Would you write out the listing verbatim and skip every picture in it?

Dataset records:
-----

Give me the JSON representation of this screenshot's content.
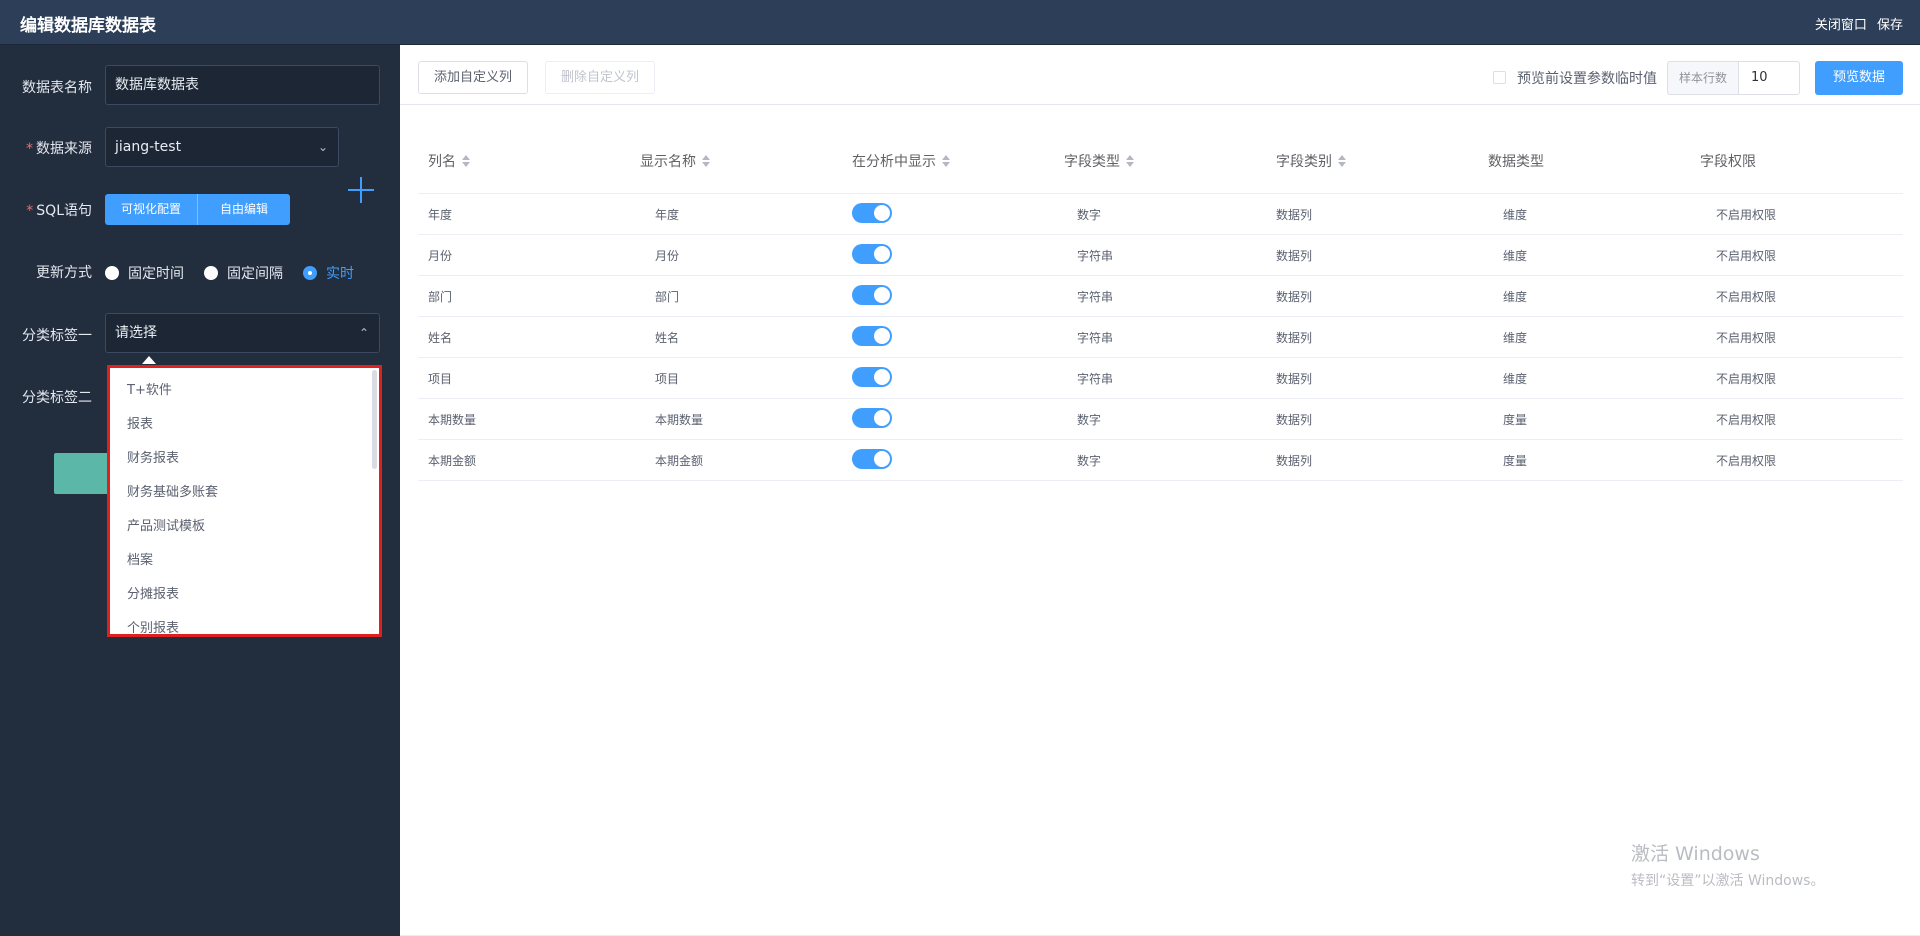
{
  "header": {
    "title": "编辑数据库数据表",
    "close_label": "关闭窗口",
    "save_label": "保存"
  },
  "form": {
    "table_name_label": "数据表名称",
    "table_name_value": "数据库数据表",
    "source_label": "数据来源",
    "source_value": "jiang-test",
    "sql_label": "SQL语句",
    "sql_modes": [
      "可视化配置",
      "自由编辑"
    ],
    "update_label": "更新方式",
    "update_options": [
      "固定时间",
      "固定间隔",
      "实时"
    ],
    "update_selected": "实时",
    "category1_label": "分类标签一",
    "category1_placeholder": "请选择",
    "category2_label": "分类标签二"
  },
  "dropdown": {
    "items": [
      "T+软件",
      "报表",
      "财务报表",
      "财务基础多账套",
      "产品测试模板",
      "档案",
      "分摊报表",
      "个别报表"
    ]
  },
  "toolbar": {
    "add_label": "添加自定义列",
    "delete_label": "删除自定义列",
    "preview_param_label": "预览前设置参数临时值",
    "sample_rows_label": "样本行数",
    "sample_rows_value": "10",
    "preview_label": "预览数据"
  },
  "table": {
    "headers": [
      "列名",
      "显示名称",
      "在分析中显示",
      "字段类型",
      "字段类别",
      "数据类型",
      "字段权限"
    ],
    "rows": [
      [
        "年度",
        "年度",
        "",
        "数字",
        "数据列",
        "维度",
        "不启用权限"
      ],
      [
        "月份",
        "月份",
        "",
        "字符串",
        "数据列",
        "维度",
        "不启用权限"
      ],
      [
        "部门",
        "部门",
        "",
        "字符串",
        "数据列",
        "维度",
        "不启用权限"
      ],
      [
        "姓名",
        "姓名",
        "",
        "字符串",
        "数据列",
        "维度",
        "不启用权限"
      ],
      [
        "项目",
        "项目",
        "",
        "字符串",
        "数据列",
        "维度",
        "不启用权限"
      ],
      [
        "本期数量",
        "本期数量",
        "",
        "数字",
        "数据列",
        "度量",
        "不启用权限"
      ],
      [
        "本期金额",
        "本期金额",
        "",
        "数字",
        "数据列",
        "度量",
        "不启用权限"
      ]
    ]
  },
  "watermark": {
    "line1": "激活 Windows",
    "line2": "转到“设置”以激活 Windows。"
  },
  "colors": {
    "header_bg": "#2c3e58",
    "sidebar_bg": "#222d3e",
    "primary": "#409eff",
    "dropdown_border": "#e0201f",
    "teal": "#5bb7a7"
  }
}
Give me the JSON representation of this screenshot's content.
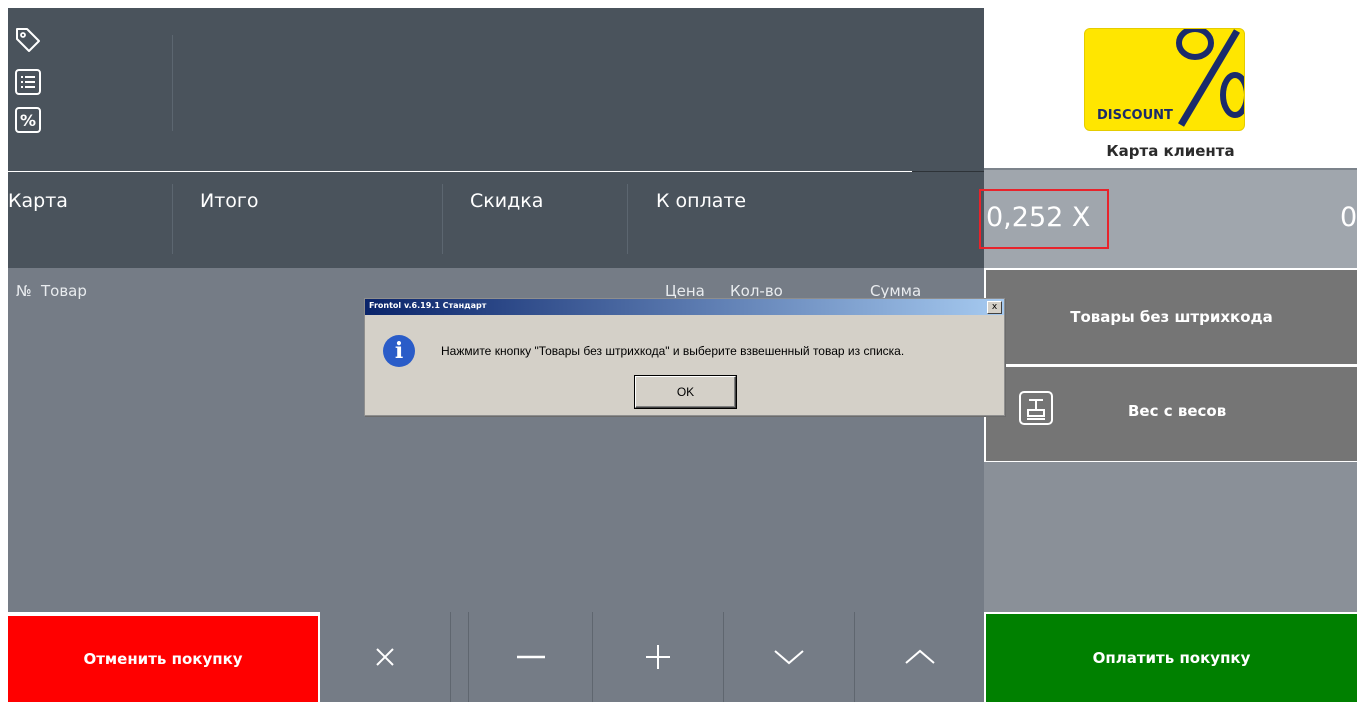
{
  "header": {
    "icons": [
      "tag-icon",
      "list-icon",
      "percent-icon"
    ]
  },
  "totals": {
    "card": "Карта",
    "total": "Итого",
    "discount": "Скидка",
    "to_pay": "К оплате"
  },
  "list": {
    "columns": {
      "number": "№",
      "product": "Товар",
      "price": "Цена",
      "quantity": "Кол-во",
      "sum": "Сумма"
    }
  },
  "bottom": {
    "cancel_label": "Отменить покупку",
    "controls": [
      "close-icon",
      "minus-icon",
      "plus-icon",
      "chevron-down-icon",
      "chevron-up-icon"
    ]
  },
  "right_panel": {
    "discount_logo_text": "DISCOUNT",
    "card_label": "Карта клиента",
    "quantity_display": "0,252 X",
    "amount_display": "0",
    "no_barcode_label": "Товары без штрихкода",
    "scale_label": "Вес с весов",
    "pay_label": "Оплатить покупку"
  },
  "dialog": {
    "title": "Frontol v.6.19.1 Стандарт",
    "close": "x",
    "icon": "info-icon",
    "message": "Нажмите кнопку \"Товары без штрихкода\" и выберите взвешенный товар из списка.",
    "ok_label": "OK"
  },
  "colors": {
    "cancel": "#ff0000",
    "pay": "#008000",
    "highlight": "#e8232b",
    "discount_logo": "#ffe600"
  }
}
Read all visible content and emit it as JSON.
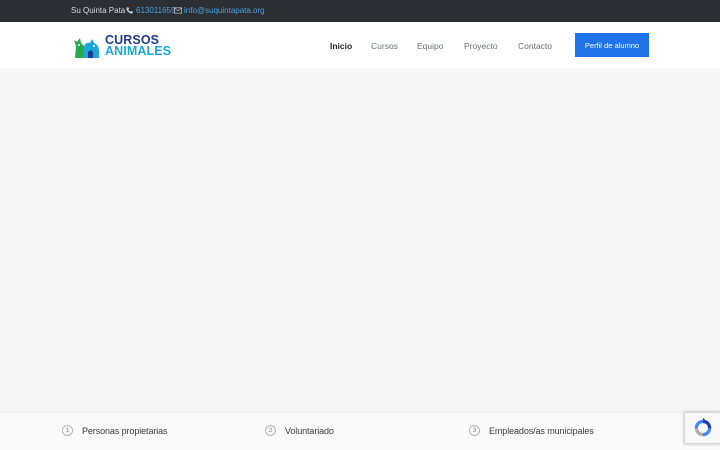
{
  "topbar": {
    "brand": "Su Quinta Pata",
    "phone": "613011655",
    "email": "info@suquintapata.org"
  },
  "logo": {
    "line1": "CURSOS",
    "line2": "ANIMALES"
  },
  "nav": {
    "items": [
      "Inicio",
      "Cursos",
      "Equipo",
      "Proyecto",
      "Contacto"
    ],
    "active": "Inicio",
    "cta": "Perfil de alumno"
  },
  "strip": {
    "items": [
      {
        "num": "1",
        "label": "Personas propietarias"
      },
      {
        "num": "2",
        "label": "Voluntariado"
      },
      {
        "num": "3",
        "label": "Empleados/as municipales"
      }
    ]
  },
  "colors": {
    "topbar_bg": "#2b2e33",
    "accent": "#1e73e8",
    "link": "#4aa3df",
    "logo_dark": "#1f3b8f",
    "logo_light": "#1aa6d9"
  }
}
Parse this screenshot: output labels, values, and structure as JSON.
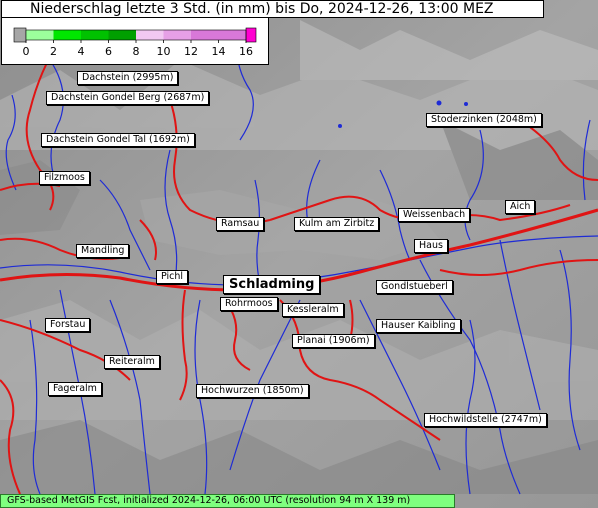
{
  "title": "Niederschlag letzte 3 Std. (in mm) bis Do, 2024-12-26, 13:00 MEZ",
  "legend": {
    "ticks": [
      "0",
      "2",
      "4",
      "6",
      "8",
      "10",
      "12",
      "14",
      "16"
    ],
    "colors": [
      "#a6a6a6",
      "#9cff9c",
      "#00e600",
      "#00c200",
      "#00a000",
      "#f2c8f2",
      "#e6a0e6",
      "#d878d8",
      "#ff00d0"
    ]
  },
  "places": [
    {
      "name": "Dachstein (2995m)"
    },
    {
      "name": "Dachstein Gondel Berg (2687m)"
    },
    {
      "name": "Dachstein Gondel Tal (1692m)"
    },
    {
      "name": "Stoderzinken (2048m)"
    },
    {
      "name": "Filzmoos"
    },
    {
      "name": "Weissenbach"
    },
    {
      "name": "Aich"
    },
    {
      "name": "Ramsau"
    },
    {
      "name": "Kulm am Zirbitz"
    },
    {
      "name": "Mandling"
    },
    {
      "name": "Haus"
    },
    {
      "name": "Pichl"
    },
    {
      "name": "Schladming"
    },
    {
      "name": "Gondlstueberl"
    },
    {
      "name": "Rohrmoos"
    },
    {
      "name": "Kessleralm"
    },
    {
      "name": "Forstau"
    },
    {
      "name": "Hauser Kaibling"
    },
    {
      "name": "Planai (1906m)"
    },
    {
      "name": "Reiteralm"
    },
    {
      "name": "Fageralm"
    },
    {
      "name": "Hochwurzen (1850m)"
    },
    {
      "name": "Hochwildstelle (2747m)"
    }
  ],
  "footer": "GFS-based MetGIS Fcst, initialized 2024-12-26, 06:00 UTC  (resolution 94 m X 139 m)"
}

-----

[COMPLETED EXERCISE]
Give me the JSON representation of this screenshot's content.
{
  "header": {
    "title": "编辑数据库数据表",
    "close_label": "关闭窗口",
    "save_label": "保存"
  },
  "form": {
    "table_name_label": "数据表名称",
    "table_name_value": "数据库数据表",
    "source_label": "数据来源",
    "source_value": "jiang-test",
    "sql_label": "SQL语句",
    "sql_modes": [
      "可视化配置",
      "自由编辑"
    ],
    "update_label": "更新方式",
    "update_options": [
      "固定时间",
      "固定间隔",
      "实时"
    ],
    "update_selected": "实时",
    "category1_label": "分类标签一",
    "category1_placeholder": "请选择",
    "category2_label": "分类标签二"
  },
  "dropdown": {
    "items": [
      "T+软件",
      "报表",
      "财务报表",
      "财务基础多账套",
      "产品测试模板",
      "档案",
      "分摊报表",
      "个别报表"
    ]
  },
  "toolbar": {
    "add_label": "添加自定义列",
    "delete_label": "删除自定义列",
    "preview_param_label": "预览前设置参数临时值",
    "sample_rows_label": "样本行数",
    "sample_rows_value": "10",
    "preview_label": "预览数据"
  },
  "table": {
    "headers": [
      "列名",
      "显示名称",
      "在分析中显示",
      "字段类型",
      "字段类别",
      "数据类型",
      "字段权限"
    ],
    "rows": [
      [
        "年度",
        "年度",
        "",
        "数字",
        "数据列",
        "维度",
        "不启用权限"
      ],
      [
        "月份",
        "月份",
        "",
        "字符串",
        "数据列",
        "维度",
        "不启用权限"
      ],
      [
        "部门",
        "部门",
        "",
        "字符串",
        "数据列",
        "维度",
        "不启用权限"
      ],
      [
        "姓名",
        "姓名",
        "",
        "字符串",
        "数据列",
        "维度",
        "不启用权限"
      ],
      [
        "项目",
        "项目",
        "",
        "字符串",
        "数据列",
        "维度",
        "不启用权限"
      ],
      [
        "本期数量",
        "本期数量",
        "",
        "数字",
        "数据列",
        "度量",
        "不启用权限"
      ],
      [
        "本期金额",
        "本期金额",
        "",
        "数字",
        "数据列",
        "度量",
        "不启用权限"
      ]
    ]
  },
  "watermark": {
    "line1": "激活 Windows",
    "line2": "转到“设置”以激活 Windows。"
  },
  "colors": {
    "header_bg": "#2c3e58",
    "sidebar_bg": "#222d3e",
    "primary": "#409eff",
    "dropdown_border": "#e0201f",
    "teal": "#5bb7a7"
  }
}
Give me the JSON representation of this screenshot's content.
{
  "header": {
    "icons": [
      "tag-icon",
      "list-icon",
      "percent-icon"
    ]
  },
  "totals": {
    "card": "Карта",
    "total": "Итого",
    "discount": "Скидка",
    "to_pay": "К оплате"
  },
  "list": {
    "columns": {
      "number": "№",
      "product": "Товар",
      "price": "Цена",
      "quantity": "Кол-во",
      "sum": "Сумма"
    }
  },
  "bottom": {
    "cancel_label": "Отменить покупку",
    "controls": [
      "close-icon",
      "minus-icon",
      "plus-icon",
      "chevron-down-icon",
      "chevron-up-icon"
    ]
  },
  "right_panel": {
    "discount_logo_text": "DISCOUNT",
    "card_label": "Карта клиента",
    "quantity_display": "0,252 X",
    "amount_display": "0",
    "no_barcode_label": "Товары без штрихкода",
    "scale_label": "Вес с весов",
    "pay_label": "Оплатить покупку"
  },
  "dialog": {
    "title": "Frontol v.6.19.1 Стандарт",
    "close": "x",
    "icon": "info-icon",
    "message": "Нажмите кнопку \"Товары без штрихкода\" и выберите взвешенный товар из списка.",
    "ok_label": "OK"
  },
  "colors": {
    "cancel": "#ff0000",
    "pay": "#008000",
    "highlight": "#e8232b",
    "discount_logo": "#ffe600"
  }
}
Read all visible content and emit it as JSON.
{
  "topbar": {
    "brand": "Su Quinta Pata",
    "phone": "613011655",
    "email": "info@suquintapata.org"
  },
  "logo": {
    "line1": "CURSOS",
    "line2": "ANIMALES"
  },
  "nav": {
    "items": [
      "Inicio",
      "Cursos",
      "Equipo",
      "Proyecto",
      "Contacto"
    ],
    "active": "Inicio",
    "cta": "Perfil de alumno"
  },
  "strip": {
    "items": [
      {
        "num": "1",
        "label": "Personas propietarias"
      },
      {
        "num": "2",
        "label": "Voluntariado"
      },
      {
        "num": "3",
        "label": "Empleados/as municipales"
      }
    ]
  },
  "colors": {
    "topbar_bg": "#2b2e33",
    "accent": "#1e73e8",
    "link": "#4aa3df",
    "logo_dark": "#1f3b8f",
    "logo_light": "#1aa6d9"
  }
}
Parse this screenshot: output labels, values, and structure as JSON.
{
  "title": "Niederschlag letzte 3 Std. (in mm) bis Do, 2024-12-26, 13:00 MEZ",
  "legend": {
    "ticks": [
      "0",
      "2",
      "4",
      "6",
      "8",
      "10",
      "12",
      "14",
      "16"
    ],
    "colors": [
      "#a6a6a6",
      "#9cff9c",
      "#00e600",
      "#00c200",
      "#00a000",
      "#f2c8f2",
      "#e6a0e6",
      "#d878d8",
      "#ff00d0"
    ]
  },
  "places": [
    {
      "name": "Dachstein (2995m)"
    },
    {
      "name": "Dachstein Gondel Berg (2687m)"
    },
    {
      "name": "Dachstein Gondel Tal (1692m)"
    },
    {
      "name": "Stoderzinken (2048m)"
    },
    {
      "name": "Filzmoos"
    },
    {
      "name": "Weissenbach"
    },
    {
      "name": "Aich"
    },
    {
      "name": "Ramsau"
    },
    {
      "name": "Kulm am Zirbitz"
    },
    {
      "name": "Mandling"
    },
    {
      "name": "Haus"
    },
    {
      "name": "Pichl"
    },
    {
      "name": "Schladming"
    },
    {
      "name": "Gondlstueberl"
    },
    {
      "name": "Rohrmoos"
    },
    {
      "name": "Kessleralm"
    },
    {
      "name": "Forstau"
    },
    {
      "name": "Hauser Kaibling"
    },
    {
      "name": "Planai (1906m)"
    },
    {
      "name": "Reiteralm"
    },
    {
      "name": "Fageralm"
    },
    {
      "name": "Hochwurzen (1850m)"
    },
    {
      "name": "Hochwildstelle (2747m)"
    }
  ],
  "footer": "GFS-based MetGIS Fcst, initialized 2024-12-26, 06:00 UTC  (resolution 94 m X 139 m)"
}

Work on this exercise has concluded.